Raw records:
▽

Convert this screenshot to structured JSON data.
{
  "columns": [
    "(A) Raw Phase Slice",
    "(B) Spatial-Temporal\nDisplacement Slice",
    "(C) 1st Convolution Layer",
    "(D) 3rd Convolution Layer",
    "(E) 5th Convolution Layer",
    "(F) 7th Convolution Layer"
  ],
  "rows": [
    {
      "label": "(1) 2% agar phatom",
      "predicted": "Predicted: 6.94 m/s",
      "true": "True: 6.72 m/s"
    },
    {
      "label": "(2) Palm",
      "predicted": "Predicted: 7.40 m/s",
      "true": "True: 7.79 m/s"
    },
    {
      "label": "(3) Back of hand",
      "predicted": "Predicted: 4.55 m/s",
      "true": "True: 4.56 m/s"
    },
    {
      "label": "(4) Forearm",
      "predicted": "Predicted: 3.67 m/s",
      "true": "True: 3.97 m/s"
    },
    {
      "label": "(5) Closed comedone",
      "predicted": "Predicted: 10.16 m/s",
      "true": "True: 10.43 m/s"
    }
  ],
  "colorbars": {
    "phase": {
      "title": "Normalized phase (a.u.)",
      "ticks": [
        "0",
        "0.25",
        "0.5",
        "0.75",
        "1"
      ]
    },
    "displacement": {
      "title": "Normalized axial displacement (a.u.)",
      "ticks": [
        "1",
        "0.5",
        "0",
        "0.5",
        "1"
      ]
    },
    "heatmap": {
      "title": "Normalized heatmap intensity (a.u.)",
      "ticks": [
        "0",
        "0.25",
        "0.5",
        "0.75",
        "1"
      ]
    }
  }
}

△

Task description: Transcribe every entry verbatim.

Task answer:
Convert this screenshot to structured JSON data.
{
  "columns": [
    "(A) Raw Phase Slice",
    "(B) Spatial-Temporal\nDisplacement Slice",
    "(C) 1st Convolution Layer",
    "(D) 3rd Convolution Layer",
    "(E) 5th Convolution Layer",
    "(F) 7th Convolution Layer"
  ],
  "rows": [
    {
      "label": "(1) 2% agar phatom",
      "predicted": "Predicted: 6.94 m/s",
      "true": "True: 6.72 m/s"
    },
    {
      "label": "(2) Palm",
      "predicted": "Predicted: 7.40 m/s",
      "true": "True: 7.79 m/s"
    },
    {
      "label": "(3) Back of hand",
      "predicted": "Predicted: 4.55 m/s",
      "true": "True: 4.56 m/s"
    },
    {
      "label": "(4) Forearm",
      "predicted": "Predicted: 3.67 m/s",
      "true": "True: 3.97 m/s"
    },
    {
      "label": "(5) Closed comedone",
      "predicted": "Predicted: 10.16 m/s",
      "true": "True: 10.43 m/s"
    }
  ],
  "colorbars": {
    "phase": {
      "title": "Normalized phase (a.u.)",
      "ticks": [
        "0",
        "0.25",
        "0.5",
        "0.75",
        "1"
      ]
    },
    "displacement": {
      "title": "Normalized axial displacement (a.u.)",
      "ticks": [
        "1",
        "0.5",
        "0",
        "0.5",
        "1"
      ]
    },
    "heatmap": {
      "title": "Normalized heatmap intensity (a.u.)",
      "ticks": [
        "0",
        "0.25",
        "0.5",
        "0.75",
        "1"
      ]
    }
  }
}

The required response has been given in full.